Post autor: jokerek » pn lis 19, 2007 02:08

Na komputerze cos bylo ustawiane ale nic sie nie zmienilo,z tym skakaniem obrotow jest tak,że zachowuje sie tak jakby mial zgasnac i za chwile skacze do gory,ale jak mu dodam gazu lekko to sie stabilizuje.Natomiast to dławienie mnie niepokoi,mam juz go troche czasu i nigdy nie pokazywał takich objawów,to jest tak jakby mu brakowało paliwa albo powietrza,szarpie go momentami jak mu dodaje gazu a póżniej jest ok.Czujnik Halla w którym miejscu się znajduje?
Ostatnio zmieniony pn lis 19, 2007 02:09 przez jokerek, łącznie zmieniany 1 raz.



Awatar użytkownika
Jacenty85
Forum Master
Forum Master
Posty: 1019
Rejestracja: wt mar 21, 2006 22:07
Lokalizacja: Włocławek
Kontakt:

Post autor: Jacenty85 » pn lis 19, 2007 02:24

Tym skakaniem się nie przejmuj - dokładnie wiem o co Ci chodzi bo to objaw naturalny dla tego silnika i nic się z tym nie zrobi. Jak nie gaśnie to jest dobrze. Jeśli chodzi o komputer to musiałbyś wiedzieć co było dokładnie ustawiane. Do ustawienia zapłonu oprócz kompa mechanik musiał użyć jeszcze stroboskopu (przypomina pistolet :) ) Także jak obserwowałeś może ich pracę to zauważyłeś takie urządzenie. Musiałbyś sprawdzić ciśnienie paliwa ale ja stawiam na zapłon lub czujnik halla (w aparacie zapłonowym) - on nie zawsze wywala błąd w komputerze mimo nieprawidłowego działania.



jokerek
Użytkownik
Użytkownik
Posty: 417
Rejestracja: śr lip 25, 2007 00:07
Lokalizacja: Okolice Łodzi

Post autor: jokerek » wt lis 20, 2007 10:32

Podmieniłem cewke i znowu kiszka,mam drugi aparat zapłonowy to podmienie,zapłon się nie przestawił.Pompe musze jeszcze dzisiaj sprawdzic.Już mi powoli pomysłów brakuje.Może komputer świruje?Szlak by to trafił:(



Awatar użytkownika
Jacenty85
Forum Master
Forum Master
Posty: 1019
Rejestracja: wt mar 21, 2006 22:07
Lokalizacja: Włocławek
Kontakt:

Post autor: Jacenty85 » wt lis 20, 2007 13:47

Po wymianie aparatu musisz ustawić zapłon kompem bo inaczej się przestawi samoczynnie.

● ● ● ● ●

Polecenie 1 =>
Przepisz bez zmian wiersze rekordów od tego, w którym jest "294, 362, 306]", aż do tego, w którym jest "25, 559, 37]", razem z oboma skrajnymi.

Dostarczony materiał =>
● ● ● ● ●

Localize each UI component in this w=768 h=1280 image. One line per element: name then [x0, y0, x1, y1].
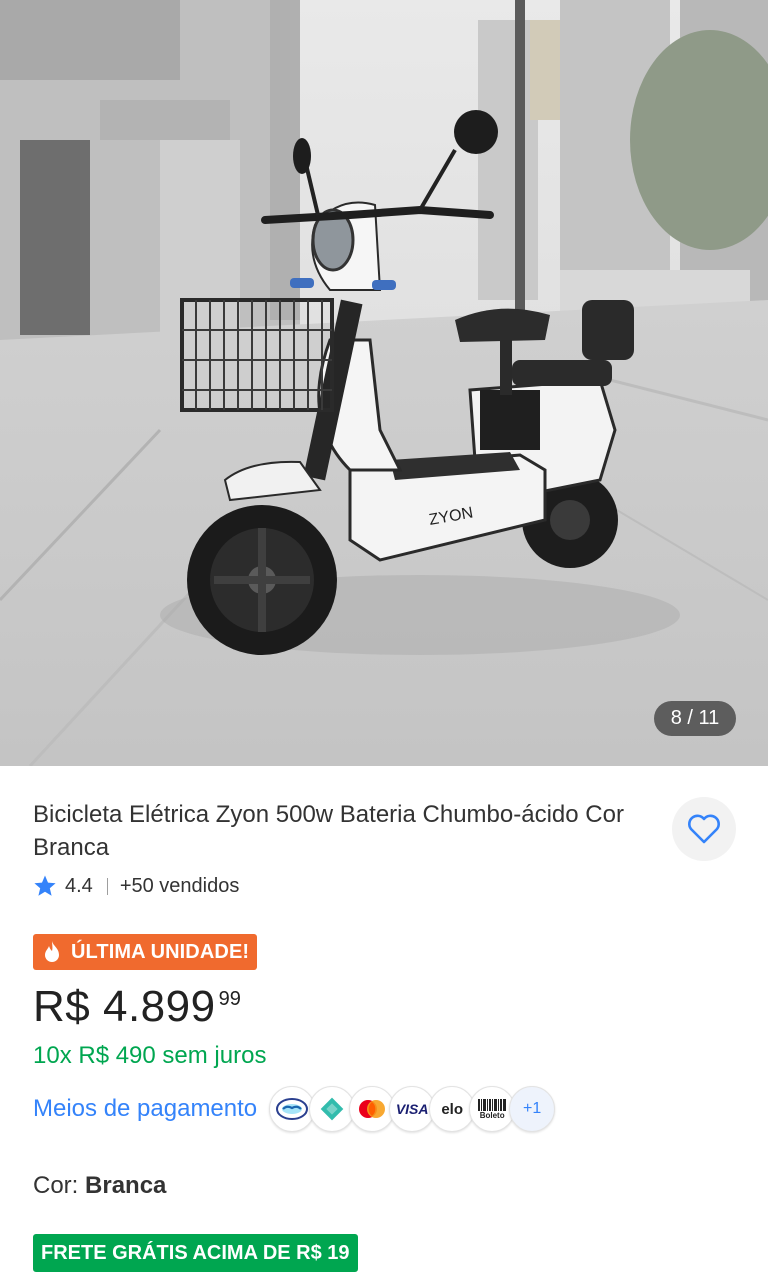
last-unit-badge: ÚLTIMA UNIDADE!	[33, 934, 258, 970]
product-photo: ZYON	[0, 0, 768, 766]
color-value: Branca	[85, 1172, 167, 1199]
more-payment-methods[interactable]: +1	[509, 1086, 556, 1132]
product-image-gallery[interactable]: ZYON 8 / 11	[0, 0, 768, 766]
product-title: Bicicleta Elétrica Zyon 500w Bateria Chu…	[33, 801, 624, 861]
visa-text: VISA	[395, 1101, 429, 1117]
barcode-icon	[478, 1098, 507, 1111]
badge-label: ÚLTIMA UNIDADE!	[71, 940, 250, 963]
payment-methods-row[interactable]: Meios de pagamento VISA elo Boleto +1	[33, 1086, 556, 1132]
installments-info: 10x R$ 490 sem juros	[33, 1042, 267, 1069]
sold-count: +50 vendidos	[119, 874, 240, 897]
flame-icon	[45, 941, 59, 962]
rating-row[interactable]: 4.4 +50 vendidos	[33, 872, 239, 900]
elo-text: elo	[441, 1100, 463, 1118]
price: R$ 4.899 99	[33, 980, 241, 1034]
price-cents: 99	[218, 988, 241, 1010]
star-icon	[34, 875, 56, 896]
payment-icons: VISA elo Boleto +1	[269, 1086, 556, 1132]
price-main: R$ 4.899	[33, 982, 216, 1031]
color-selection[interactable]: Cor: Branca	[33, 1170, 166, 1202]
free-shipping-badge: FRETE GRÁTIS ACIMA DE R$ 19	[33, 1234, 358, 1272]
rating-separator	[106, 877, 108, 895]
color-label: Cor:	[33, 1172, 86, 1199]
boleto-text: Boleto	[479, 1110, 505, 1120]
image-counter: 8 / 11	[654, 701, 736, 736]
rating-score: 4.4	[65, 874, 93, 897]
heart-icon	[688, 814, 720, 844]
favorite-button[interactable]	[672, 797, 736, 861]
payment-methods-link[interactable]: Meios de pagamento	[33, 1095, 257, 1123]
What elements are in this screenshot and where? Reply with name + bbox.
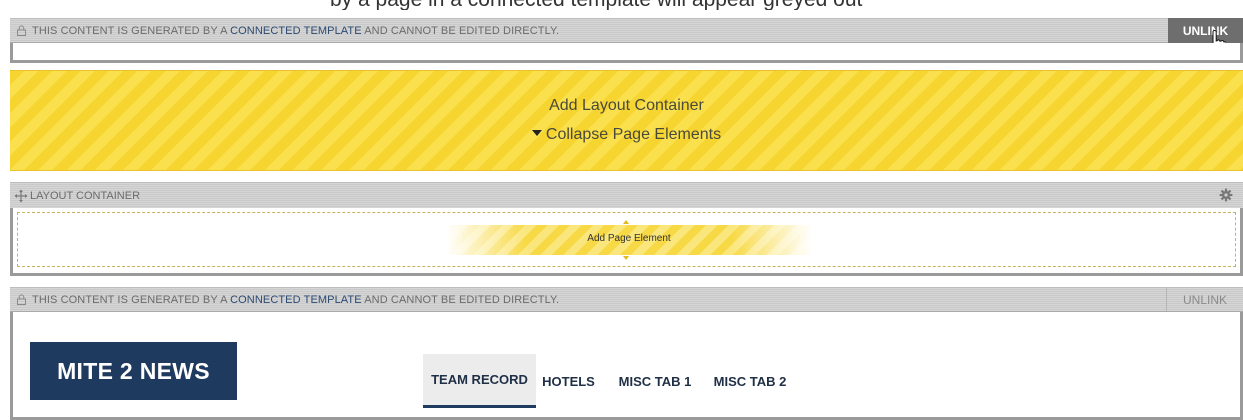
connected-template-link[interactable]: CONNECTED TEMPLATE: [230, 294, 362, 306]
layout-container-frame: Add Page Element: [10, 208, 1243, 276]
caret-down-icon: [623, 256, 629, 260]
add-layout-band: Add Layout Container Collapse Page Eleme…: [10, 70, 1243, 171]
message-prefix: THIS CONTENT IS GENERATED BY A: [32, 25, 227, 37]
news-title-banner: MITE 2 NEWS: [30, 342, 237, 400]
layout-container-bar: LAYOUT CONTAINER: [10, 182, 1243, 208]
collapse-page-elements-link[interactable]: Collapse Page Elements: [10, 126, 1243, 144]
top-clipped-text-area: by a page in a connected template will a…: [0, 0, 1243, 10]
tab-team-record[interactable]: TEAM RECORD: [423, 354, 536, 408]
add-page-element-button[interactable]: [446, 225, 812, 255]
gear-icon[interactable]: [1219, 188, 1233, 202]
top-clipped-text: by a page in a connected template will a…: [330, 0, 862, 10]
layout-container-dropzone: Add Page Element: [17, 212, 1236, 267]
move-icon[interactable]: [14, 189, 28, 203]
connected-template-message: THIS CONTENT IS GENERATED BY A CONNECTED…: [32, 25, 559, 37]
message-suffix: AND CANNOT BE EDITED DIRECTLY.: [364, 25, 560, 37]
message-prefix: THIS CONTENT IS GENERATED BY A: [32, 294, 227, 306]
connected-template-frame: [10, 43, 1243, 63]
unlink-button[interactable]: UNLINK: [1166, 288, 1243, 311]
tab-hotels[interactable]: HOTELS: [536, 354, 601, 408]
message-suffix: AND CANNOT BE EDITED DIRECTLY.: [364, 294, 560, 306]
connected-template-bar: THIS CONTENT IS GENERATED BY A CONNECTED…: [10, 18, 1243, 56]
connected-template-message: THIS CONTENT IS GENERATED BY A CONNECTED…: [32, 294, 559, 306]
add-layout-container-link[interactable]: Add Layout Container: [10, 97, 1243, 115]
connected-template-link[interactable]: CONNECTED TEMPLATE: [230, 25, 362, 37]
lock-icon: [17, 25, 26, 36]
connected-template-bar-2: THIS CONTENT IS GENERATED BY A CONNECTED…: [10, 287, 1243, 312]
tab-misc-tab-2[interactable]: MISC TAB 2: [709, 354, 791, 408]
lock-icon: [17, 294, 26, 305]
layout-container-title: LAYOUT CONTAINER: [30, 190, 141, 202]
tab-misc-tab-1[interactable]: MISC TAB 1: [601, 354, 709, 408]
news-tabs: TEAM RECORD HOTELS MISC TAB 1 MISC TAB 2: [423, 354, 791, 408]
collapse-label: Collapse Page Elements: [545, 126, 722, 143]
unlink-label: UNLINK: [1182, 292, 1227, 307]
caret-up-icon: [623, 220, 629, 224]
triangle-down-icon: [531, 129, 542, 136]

● ● ● ● ●

Polecenie 2 =>
Odpowiedz krótko na pytania do tekstu o usterce silnika:
(a) W jakim miejscu, według Jacenty85, znajduje się czujnik Halla?
(b) Jakiego urządzenia poza komputerem musiał użyć mechanik do ustawienia zapłonu?
(c) Co jokerek podmienił przed napisaniem posta z 20 listopada?

Odpowiedź 1 =>
connected-template-link[interactable]: CONNECTED TEMPLATE: [230, 294, 362, 306]
layout-container-frame: Add Page Element: [10, 208, 1243, 276]
caret-down-icon: [623, 256, 629, 260]
add-layout-band: Add Layout Container Collapse Page Eleme…: [10, 70, 1243, 171]
message-prefix: THIS CONTENT IS GENERATED BY A: [32, 25, 227, 37]
news-title-banner: MITE 2 NEWS: [30, 342, 237, 400]
layout-container-bar: LAYOUT CONTAINER: [10, 182, 1243, 208]
collapse-page-elements-link[interactable]: Collapse Page Elements: [10, 126, 1243, 144]
top-clipped-text-area: by a page in a connected template will a…: [0, 0, 1243, 10]
tab-team-record[interactable]: TEAM RECORD: [423, 354, 536, 408]
add-page-element-button[interactable]: [446, 225, 812, 255]
gear-icon[interactable]: [1219, 188, 1233, 202]
top-clipped-text: by a page in a connected template will a…: [330, 0, 862, 10]
layout-container-dropzone: Add Page Element: [17, 212, 1236, 267]
move-icon[interactable]: [14, 189, 28, 203]
connected-template-message: THIS CONTENT IS GENERATED BY A CONNECTED…: [32, 25, 559, 37]

Odpowiedź 2 =>
(a) W aparacie zapłonowym.
(b) Stroboskopu.
(c) Cewkę.